Component data from apps and pages.

####################

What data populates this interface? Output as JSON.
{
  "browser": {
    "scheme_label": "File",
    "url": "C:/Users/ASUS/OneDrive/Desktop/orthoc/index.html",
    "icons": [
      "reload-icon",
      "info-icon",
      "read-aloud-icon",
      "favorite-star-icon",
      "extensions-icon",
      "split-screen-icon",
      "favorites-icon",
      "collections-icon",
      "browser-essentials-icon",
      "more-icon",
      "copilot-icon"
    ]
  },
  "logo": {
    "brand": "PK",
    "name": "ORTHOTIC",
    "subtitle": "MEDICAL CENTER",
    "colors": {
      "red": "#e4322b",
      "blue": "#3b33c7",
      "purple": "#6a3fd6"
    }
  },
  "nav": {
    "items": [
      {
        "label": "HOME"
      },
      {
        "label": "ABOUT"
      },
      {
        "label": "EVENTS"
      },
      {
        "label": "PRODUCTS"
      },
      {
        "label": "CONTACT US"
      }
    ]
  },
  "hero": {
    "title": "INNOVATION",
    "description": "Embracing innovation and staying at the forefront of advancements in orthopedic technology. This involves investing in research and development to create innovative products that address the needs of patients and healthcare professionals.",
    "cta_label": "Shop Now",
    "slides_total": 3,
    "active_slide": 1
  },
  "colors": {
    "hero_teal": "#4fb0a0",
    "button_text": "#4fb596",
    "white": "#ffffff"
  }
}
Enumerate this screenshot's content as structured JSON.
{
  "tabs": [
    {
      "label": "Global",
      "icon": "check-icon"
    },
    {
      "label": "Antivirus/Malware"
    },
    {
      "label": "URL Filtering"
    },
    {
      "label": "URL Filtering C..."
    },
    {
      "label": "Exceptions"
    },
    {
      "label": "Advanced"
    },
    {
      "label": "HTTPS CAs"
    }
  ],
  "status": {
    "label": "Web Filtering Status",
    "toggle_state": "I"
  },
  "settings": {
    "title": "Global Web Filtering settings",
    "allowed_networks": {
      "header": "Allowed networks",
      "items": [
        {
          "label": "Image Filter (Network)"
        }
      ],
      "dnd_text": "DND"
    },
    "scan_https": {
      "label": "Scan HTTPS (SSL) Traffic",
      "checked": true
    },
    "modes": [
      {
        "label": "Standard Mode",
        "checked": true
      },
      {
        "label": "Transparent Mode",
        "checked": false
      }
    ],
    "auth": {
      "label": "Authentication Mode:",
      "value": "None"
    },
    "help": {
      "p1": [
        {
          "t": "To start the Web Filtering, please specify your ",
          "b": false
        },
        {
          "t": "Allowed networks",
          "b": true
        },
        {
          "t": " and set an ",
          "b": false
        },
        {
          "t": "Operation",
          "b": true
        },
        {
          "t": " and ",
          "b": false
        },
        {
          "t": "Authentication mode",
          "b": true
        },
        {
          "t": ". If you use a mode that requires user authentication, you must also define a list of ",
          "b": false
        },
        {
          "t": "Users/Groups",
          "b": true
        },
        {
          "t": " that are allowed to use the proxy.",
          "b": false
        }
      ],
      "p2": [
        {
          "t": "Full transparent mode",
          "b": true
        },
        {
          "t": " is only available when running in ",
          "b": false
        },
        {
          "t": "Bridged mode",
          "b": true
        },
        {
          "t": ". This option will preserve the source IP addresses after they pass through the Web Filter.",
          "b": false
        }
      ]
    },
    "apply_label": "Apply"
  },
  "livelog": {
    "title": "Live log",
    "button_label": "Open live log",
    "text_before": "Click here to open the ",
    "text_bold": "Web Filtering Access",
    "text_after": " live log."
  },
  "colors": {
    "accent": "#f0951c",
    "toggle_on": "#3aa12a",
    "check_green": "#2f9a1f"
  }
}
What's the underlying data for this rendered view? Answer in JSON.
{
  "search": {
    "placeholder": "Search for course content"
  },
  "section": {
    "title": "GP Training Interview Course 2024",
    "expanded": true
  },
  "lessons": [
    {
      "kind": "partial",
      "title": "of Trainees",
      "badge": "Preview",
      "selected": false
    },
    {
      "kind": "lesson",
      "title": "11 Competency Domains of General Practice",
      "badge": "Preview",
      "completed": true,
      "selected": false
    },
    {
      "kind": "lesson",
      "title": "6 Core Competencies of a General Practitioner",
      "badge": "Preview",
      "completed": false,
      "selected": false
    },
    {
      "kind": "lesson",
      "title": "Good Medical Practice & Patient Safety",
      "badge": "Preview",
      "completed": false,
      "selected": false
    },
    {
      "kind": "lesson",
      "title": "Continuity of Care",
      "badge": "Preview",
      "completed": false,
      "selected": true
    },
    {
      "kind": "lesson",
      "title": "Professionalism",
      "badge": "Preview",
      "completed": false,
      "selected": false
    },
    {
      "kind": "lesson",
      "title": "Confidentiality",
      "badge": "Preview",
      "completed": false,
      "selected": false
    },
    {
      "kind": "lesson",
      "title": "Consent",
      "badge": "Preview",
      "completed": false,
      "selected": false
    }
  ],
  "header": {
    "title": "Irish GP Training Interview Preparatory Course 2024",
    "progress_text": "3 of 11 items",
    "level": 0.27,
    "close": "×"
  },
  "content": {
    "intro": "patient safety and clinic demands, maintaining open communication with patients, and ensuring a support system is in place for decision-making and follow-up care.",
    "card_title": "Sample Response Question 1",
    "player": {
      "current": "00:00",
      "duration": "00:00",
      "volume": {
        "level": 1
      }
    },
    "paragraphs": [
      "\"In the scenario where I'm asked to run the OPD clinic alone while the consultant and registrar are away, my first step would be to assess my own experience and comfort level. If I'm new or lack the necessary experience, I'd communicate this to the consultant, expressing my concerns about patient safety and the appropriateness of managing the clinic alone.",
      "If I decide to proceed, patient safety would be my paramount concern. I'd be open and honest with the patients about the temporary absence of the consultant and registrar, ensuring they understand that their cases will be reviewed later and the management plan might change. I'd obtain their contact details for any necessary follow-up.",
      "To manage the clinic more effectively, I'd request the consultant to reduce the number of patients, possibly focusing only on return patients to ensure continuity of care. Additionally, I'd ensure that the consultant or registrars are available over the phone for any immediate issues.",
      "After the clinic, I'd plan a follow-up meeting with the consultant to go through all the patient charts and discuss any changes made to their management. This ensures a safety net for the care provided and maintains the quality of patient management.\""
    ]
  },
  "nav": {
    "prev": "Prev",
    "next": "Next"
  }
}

####################

Description of the task. Each record is to be repeated word for word, with none skipped.

Result.
What data populates this interface? Output as JSON.
{
  "browser": {
    "scheme_label": "File",
    "url": "C:/Users/ASUS/OneDrive/Desktop/orthoc/index.html",
    "icons": [
      "reload-icon",
      "info-icon",
      "read-aloud-icon",
      "favorite-star-icon",
      "extensions-icon",
      "split-screen-icon",
      "favorites-icon",
      "collections-icon",
      "browser-essentials-icon",
      "more-icon",
      "copilot-icon"
    ]
  },
  "logo": {
    "brand": "PK",
    "name": "ORTHOTIC",
    "subtitle": "MEDICAL CENTER",
    "colors": {
      "red": "#e4322b",
      "blue": "#3b33c7",
      "purple": "#6a3fd6"
    }
  },
  "nav": {
    "items": [
      {
        "label": "HOME"
      },
      {
        "label": "ABOUT"
      },
      {
        "label": "EVENTS"
      },
      {
        "label": "PRODUCTS"
      },
      {
        "label": "CONTACT US"
      }
    ]
  },
  "hero": {
    "title": "INNOVATION",
    "description": "Embracing innovation and staying at the forefront of advancements in orthopedic technology. This involves investing in research and development to create innovative products that address the needs of patients and healthcare professionals.",
    "cta_label": "Shop Now",
    "slides_total": 3,
    "active_slide": 1
  },
  "colors": {
    "hero_teal": "#4fb0a0",
    "button_text": "#4fb596",
    "white": "#ffffff"
  }
}
Enumerate this screenshot's content as structured JSON.
{
  "tabs": [
    {
      "label": "Global",
      "icon": "check-icon"
    },
    {
      "label": "Antivirus/Malware"
    },
    {
      "label": "URL Filtering"
    },
    {
      "label": "URL Filtering C..."
    },
    {
      "label": "Exceptions"
    },
    {
      "label": "Advanced"
    },
    {
      "label": "HTTPS CAs"
    }
  ],
  "status": {
    "label": "Web Filtering Status",
    "toggle_state": "I"
  },
  "settings": {
    "title": "Global Web Filtering settings",
    "allowed_networks": {
      "header": "Allowed networks",
      "items": [
        {
          "label": "Image Filter (Network)"
        }
      ],
      "dnd_text": "DND"
    },
    "scan_https": {
      "label": "Scan HTTPS (SSL) Traffic",
      "checked": true
    },
    "modes": [
      {
        "label": "Standard Mode",
        "checked": true
      },
      {
        "label": "Transparent Mode",
        "checked": false
      }
    ],
    "auth": {
      "label": "Authentication Mode:",
      "value": "None"
    },
    "help": {
      "p1": [
        {
          "t": "To start the Web Filtering, please specify your ",
          "b": false
        },
        {
          "t": "Allowed networks",
          "b": true
        },
        {
          "t": " and set an ",
          "b": false
        },
        {
          "t": "Operation",
          "b": true
        },
        {
          "t": " and ",
          "b": false
        },
        {
          "t": "Authentication mode",
          "b": true
        },
        {
          "t": ". If you use a mode that requires user authentication, you must also define a list of ",
          "b": false
        },
        {
          "t": "Users/Groups",
          "b": true
        },
        {
          "t": " that are allowed to use the proxy.",
          "b": false
        }
      ],
      "p2": [
        {
          "t": "Full transparent mode",
          "b": true
        },
        {
          "t": " is only available when running in ",
          "b": false
        },
        {
          "t": "Bridged mode",
          "b": true
        },
        {
          "t": ". This option will preserve the source IP addresses after they pass through the Web Filter.",
          "b": false
        }
      ]
    },
    "apply_label": "Apply"
  },
  "livelog": {
    "title": "Live log",
    "button_label": "Open live log",
    "text_before": "Click here to open the ",
    "text_bold": "Web Filtering Access",
    "text_after": " live log."
  },
  "colors": {
    "accent": "#f0951c",
    "toggle_on": "#3aa12a",
    "check_green": "#2f9a1f"
  }
}
What's the underlying data for this rendered view? Answer in JSON.
{
  "search": {
    "placeholder": "Search for course content"
  },
  "section": {
    "title": "GP Training Interview Course 2024",
    "expanded": true
  },
  "lessons": [
    {
      "kind": "partial",
      "title": "of Trainees",
      "badge": "Preview",
      "selected": false
    },
    {
      "kind": "lesson",
      "title": "11 Competency Domains of General Practice",
      "badge": "Preview",
      "completed": true,
      "selected": false
    },
    {
      "kind": "lesson",
      "title": "6 Core Competencies of a General Practitioner",
      "badge": "Preview",
      "completed": false,
      "selected": false
    },
    {
      "kind": "lesson",
      "title": "Good Medical Practice & Patient Safety",
      "badge": "Preview",
      "completed": false,
      "selected": false
    },
    {
      "kind": "lesson",
      "title": "Continuity of Care",
      "badge": "Preview",
      "completed": false,
      "selected": true
    },
    {
      "kind": "lesson",
      "title": "Professionalism",
      "badge": "Preview",
      "completed": false,
      "selected": false
    },
    {
      "kind": "lesson",
      "title": "Confidentiality",
      "badge": "Preview",
      "completed": false,
      "selected": false
    },
    {
      "kind": "lesson",
      "title": "Consent",
      "badge": "Preview",
      "completed": false,
      "selected": false
    }
  ],
  "header": {
    "title": "Irish GP Training Interview Preparatory Course 2024",
    "progress_text": "3 of 11 items",
    "level": 0.27,
    "close": "×"
  },
  "content": {
    "intro": "patient safety and clinic demands, maintaining open communication with patients, and ensuring a support system is in place for decision-making and follow-up care.",
    "card_title": "Sample Response Question 1",
    "player": {
      "current": "00:00",
      "duration": "00:00",
      "volume": {
        "level": 1
      }
    },
    "paragraphs": [
      "\"In the scenario where I'm asked to run the OPD clinic alone while the consultant and registrar are away, my first step would be to assess my own experience and comfort level. If I'm new or lack the necessary experience, I'd communicate this to the consultant, expressing my concerns about patient safety and the appropriateness of managing the clinic alone.",
      "If I decide to proceed, patient safety would be my paramount concern. I'd be open and honest with the patients about the temporary absence of the consultant and registrar, ensuring they understand that their cases will be reviewed later and the management plan might change. I'd obtain their contact details for any necessary follow-up.",
      "To manage the clinic more effectively, I'd request the consultant to reduce the number of patients, possibly focusing only on return patients to ensure continuity of care. Additionally, I'd ensure that the consultant or registrars are available over the phone for any immediate issues.",
      "After the clinic, I'd plan a follow-up meeting with the consultant to go through all the patient charts and discuss any changes made to their management. This ensures a safety net for the care provided and maintains the quality of patient management.\""
    ]
  },
  "nav": {
    "prev": "Prev",
    "next": "Next"
  }
}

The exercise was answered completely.